RECORD LIST →
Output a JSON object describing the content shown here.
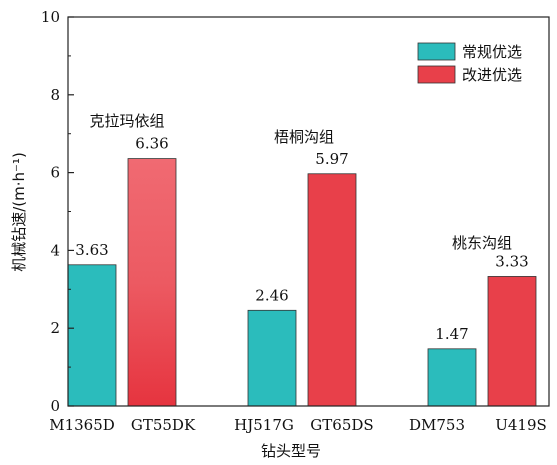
{
  "chart_data": {
    "type": "bar",
    "ylabel": "机械钻速/(m·h⁻¹)",
    "xlabel": "钻头型号",
    "ylim": [
      0,
      10
    ],
    "yticks": [
      0,
      2,
      4,
      6,
      8,
      10
    ],
    "legend_position": "top-right",
    "groups": [
      {
        "name": "克拉玛依组",
        "bars": [
          {
            "label": "M1365D",
            "series": "常规优选",
            "value": 3.63,
            "value_label": "3.63"
          },
          {
            "label": "GT55DK",
            "series": "改进优选",
            "value": 6.36,
            "value_label": "6.36"
          }
        ]
      },
      {
        "name": "梧桐沟组",
        "bars": [
          {
            "label": "HJ517G",
            "series": "常规优选",
            "value": 2.46,
            "value_label": "2.46"
          },
          {
            "label": "GT65DS",
            "series": "改进优选",
            "value": 5.97,
            "value_label": "5.97"
          }
        ]
      },
      {
        "name": "桃东沟组",
        "bars": [
          {
            "label": "DM753",
            "series": "常规优选",
            "value": 1.47,
            "value_label": "1.47"
          },
          {
            "label": "U419S",
            "series": "改进优选",
            "value": 3.33,
            "value_label": "3.33"
          }
        ]
      }
    ],
    "series": [
      {
        "name": "常规优选",
        "color": "#2bbcbc"
      },
      {
        "name": "改进优选",
        "color": "#e8404a"
      }
    ]
  }
}
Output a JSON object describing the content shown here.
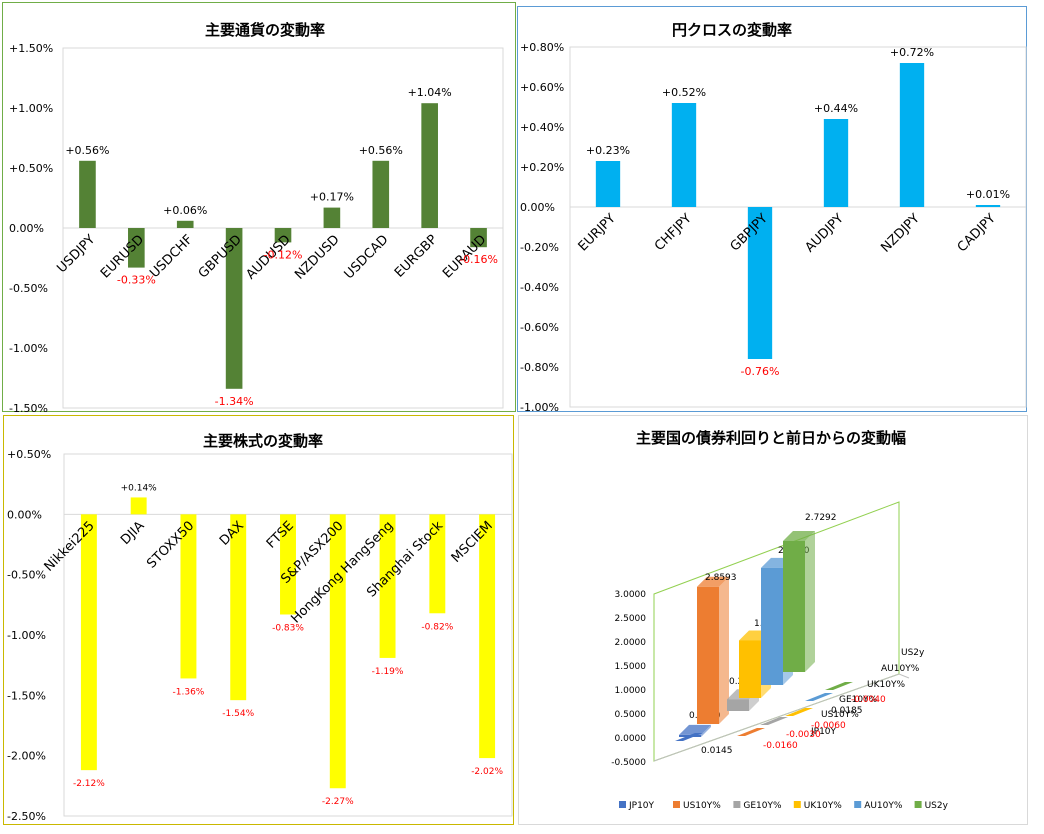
{
  "colors": {
    "currency_bar": "#548235",
    "cross_bar": "#00b0f0",
    "stock_bar": "#ffff00",
    "positive_label": "#000000",
    "negative_label": "#ff0000",
    "frame_green": "#70ad47",
    "frame_blue": "#5b9bd5",
    "frame_yellow": "#c9b800"
  },
  "chart_data": [
    {
      "type": "bar",
      "title": "主要通貨の変動率",
      "categories": [
        "USDJPY",
        "EURUSD",
        "USDCHF",
        "GBPUSD",
        "AUDUSD",
        "NZDUSD",
        "USDCAD",
        "EURGBP",
        "EURAUD"
      ],
      "values": [
        0.56,
        -0.33,
        0.06,
        -1.34,
        -0.12,
        0.17,
        0.56,
        1.04,
        -0.16
      ],
      "data_labels": [
        "+0.56%",
        "-0.33%",
        "+0.06%",
        "-1.34%",
        "-0.12%",
        "+0.17%",
        "+0.56%",
        "+1.04%",
        "-0.16%"
      ],
      "ylim": [
        -1.5,
        1.5
      ],
      "yticks": [
        1.5,
        1.0,
        0.5,
        0.0,
        -0.5,
        -1.0,
        -1.5
      ],
      "ytick_labels": [
        "+1.50%",
        "+1.00%",
        "+0.50%",
        "0.00%",
        "-0.50%",
        "-1.00%",
        "-1.50%"
      ],
      "grid": false,
      "legend": "none"
    },
    {
      "type": "bar",
      "title": "円クロスの変動率",
      "categories": [
        "EURJPY",
        "CHFJPY",
        "GBPJPY",
        "AUDJPY",
        "NZDJPY",
        "CADJPY"
      ],
      "values": [
        0.23,
        0.52,
        -0.76,
        0.44,
        0.72,
        0.01
      ],
      "data_labels": [
        "+0.23%",
        "+0.52%",
        "-0.76%",
        "+0.44%",
        "+0.72%",
        "+0.01%"
      ],
      "ylim": [
        -1.0,
        0.8
      ],
      "yticks": [
        0.8,
        0.6,
        0.4,
        0.2,
        0.0,
        -0.2,
        -0.4,
        -0.6,
        -0.8,
        -1.0
      ],
      "ytick_labels": [
        "+0.80%",
        "+0.60%",
        "+0.40%",
        "+0.20%",
        "0.00%",
        "-0.20%",
        "-0.40%",
        "-0.60%",
        "-0.80%",
        "-1.00%"
      ],
      "grid": false,
      "legend": "none"
    },
    {
      "type": "bar",
      "title": "主要株式の変動率",
      "categories": [
        "Nikkei225",
        "DJIA",
        "STOXX50",
        "DAX",
        "FTSE",
        "S&P/ASX200",
        "HongKong HangSeng",
        "Shanghai Stock",
        "MSCIEM"
      ],
      "values": [
        -2.12,
        0.14,
        -1.36,
        -1.54,
        -0.83,
        -2.27,
        -1.19,
        -0.82,
        -2.02
      ],
      "data_labels": [
        "-2.12%",
        "+0.14%",
        "-1.36%",
        "-1.54%",
        "-0.83%",
        "-2.27%",
        "-1.19%",
        "-0.82%",
        "-2.02%"
      ],
      "ylim": [
        -2.5,
        0.5
      ],
      "yticks": [
        0.5,
        0.0,
        -0.5,
        -1.0,
        -1.5,
        -2.0,
        -2.5
      ],
      "ytick_labels": [
        "+0.50%",
        "0.00%",
        "-0.50%",
        "-1.00%",
        "-1.50%",
        "-2.00%",
        "-2.50%"
      ],
      "grid": false,
      "legend": "none"
    },
    {
      "type": "bar",
      "title": "主要国の債券利回りと前日からの変動幅",
      "series": [
        {
          "name": "JP10Y",
          "color": "#4472c4",
          "values": [
            0.043,
            0.0145
          ],
          "labels": [
            "0.0430",
            "0.0145"
          ]
        },
        {
          "name": "US10Y%",
          "color": "#ed7d31",
          "values": [
            2.8593,
            -0.016
          ],
          "labels": [
            "2.8593",
            "-0.0160"
          ]
        },
        {
          "name": "GE10Y%",
          "color": "#a5a5a5",
          "values": [
            0.246,
            -0.003
          ],
          "labels": [
            "0.2460",
            "-0.0030"
          ]
        },
        {
          "name": "UK10Y%",
          "color": "#ffc000",
          "values": [
            1.199,
            -0.006
          ],
          "labels": [
            "1.1990",
            "-0.0060"
          ]
        },
        {
          "name": "AU10Y%",
          "color": "#5b9bd5",
          "values": [
            2.441,
            0.0185
          ],
          "labels": [
            "2.4410",
            "0.0185"
          ]
        },
        {
          "name": "US2y",
          "color": "#70ad47",
          "values": [
            2.7292,
            -0.004
          ],
          "labels": [
            "2.7292",
            "-0.0040"
          ]
        }
      ],
      "depth_labels": [
        "JP10Y",
        "US10Y%",
        "GE10Y%",
        "UK10Y%",
        "AU10Y%",
        "US2y"
      ],
      "ylim": [
        -0.5,
        3.0
      ],
      "yticks": [
        3.0,
        2.5,
        2.0,
        1.5,
        1.0,
        0.5,
        0.0,
        -0.5
      ],
      "ytick_labels": [
        "3.0000",
        "2.5000",
        "2.0000",
        "1.5000",
        "1.0000",
        "0.5000",
        "0.0000",
        "-0.5000"
      ],
      "legend": "bottom"
    }
  ]
}
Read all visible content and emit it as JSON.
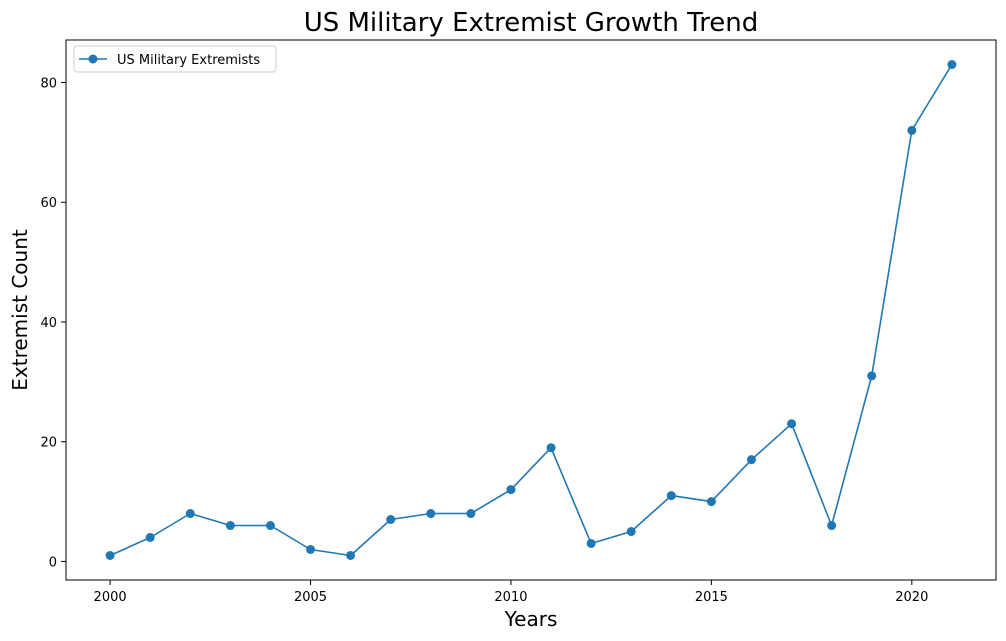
{
  "chart_data": {
    "type": "line",
    "title": "US Military Extremist Growth Trend",
    "xlabel": "Years",
    "ylabel": "Extremist Count",
    "x": [
      2000,
      2001,
      2002,
      2003,
      2004,
      2005,
      2006,
      2007,
      2008,
      2009,
      2010,
      2011,
      2012,
      2013,
      2014,
      2015,
      2016,
      2017,
      2018,
      2019,
      2020,
      2021
    ],
    "series": [
      {
        "name": "US Military Extremists",
        "values": [
          1,
          4,
          8,
          6,
          6,
          2,
          1,
          7,
          8,
          8,
          12,
          19,
          3,
          5,
          11,
          10,
          17,
          23,
          6,
          31,
          72,
          83
        ],
        "color": "#1f77b4",
        "marker": "circle"
      }
    ],
    "xlim": [
      1998.9,
      2022.1
    ],
    "ylim": [
      -3.1,
      87.1
    ],
    "xticks": [
      2000,
      2005,
      2010,
      2015,
      2020
    ],
    "yticks": [
      0,
      20,
      40,
      60,
      80
    ],
    "grid": false,
    "legend_position": "upper-left"
  }
}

EXERCISE TASK → Search the data above for lines holding "name" and copy each of them.

THE RESULT →
        "name": "克拉玛依组",
        "name": "梧桐沟组",
        "name": "桃东沟组",
        "name": "常规优选",
        "name": "改进优选",
          "name": "JP10Y",
          "name": "US10Y%",
          "name": "GE10Y%",
          "name": "UK10Y%",
          "name": "AU10Y%",
          "name": "US2y",
        "name": "US Military Extremists",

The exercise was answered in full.